Do this ->
Look through the material below and give the number of lines holding "package", with no other words.

Available records ->

◇ ◇ ◇

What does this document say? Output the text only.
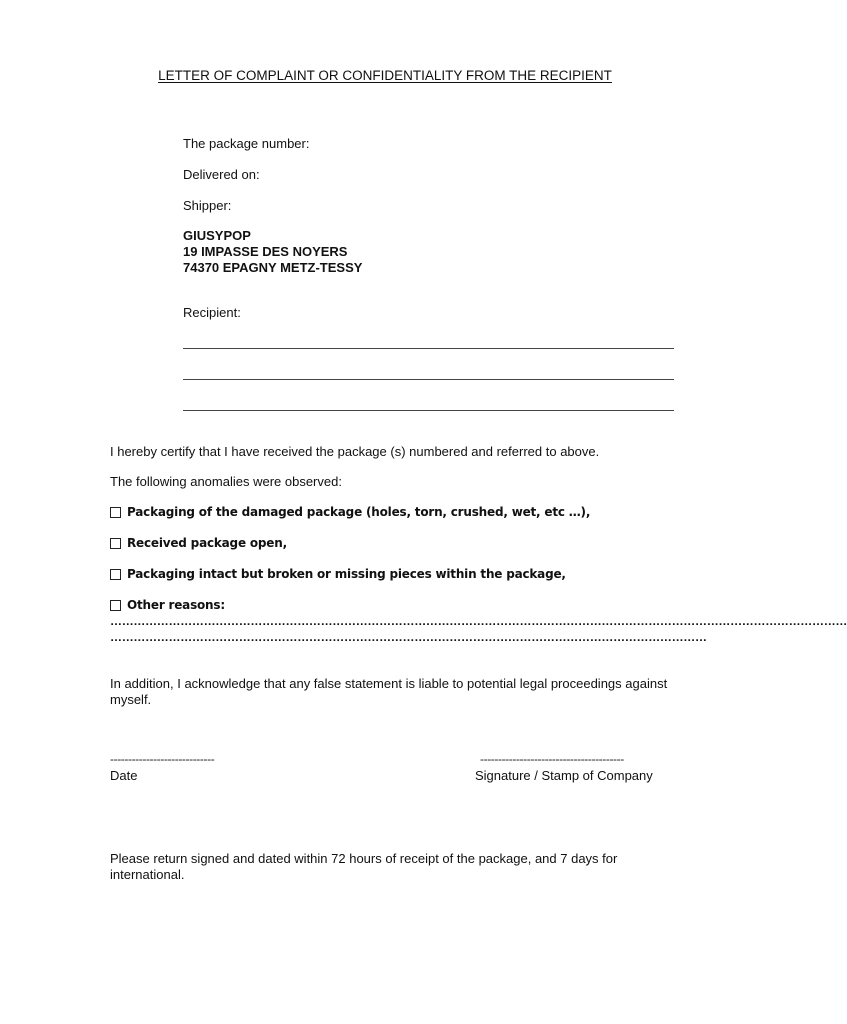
LETTER OF COMPLAINT OR CONFIDENTIALITY FROM THE RECIPIENT
The package number:
Delivered on:
Shipper:
GIUSYPOP
19 IMPASSE DES NOYERS
74370 EPAGNY METZ-TESSY
Recipient:
I hereby certify that I have received the package (s) numbered and referred to above.
The following anomalies were observed:
Packaging of the damaged package (holes, torn, crushed, wet, etc …),
Received package open,
Packaging intact but broken or missing pieces within the package,
Other reasons:
………………………………………………………………………………………………………………………………………………………………………
………………………………………………………………………………………………………………………………………
In addition, I acknowledge that any false statement is liable to potential legal proceedings against myself.
-----------------------------
Date
----------------------------------------
Signature / Stamp of Company
Please return signed and dated within 72 hours of receipt of the package, and 7 days for international.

◇ ◇ ◇

Written solution ->
6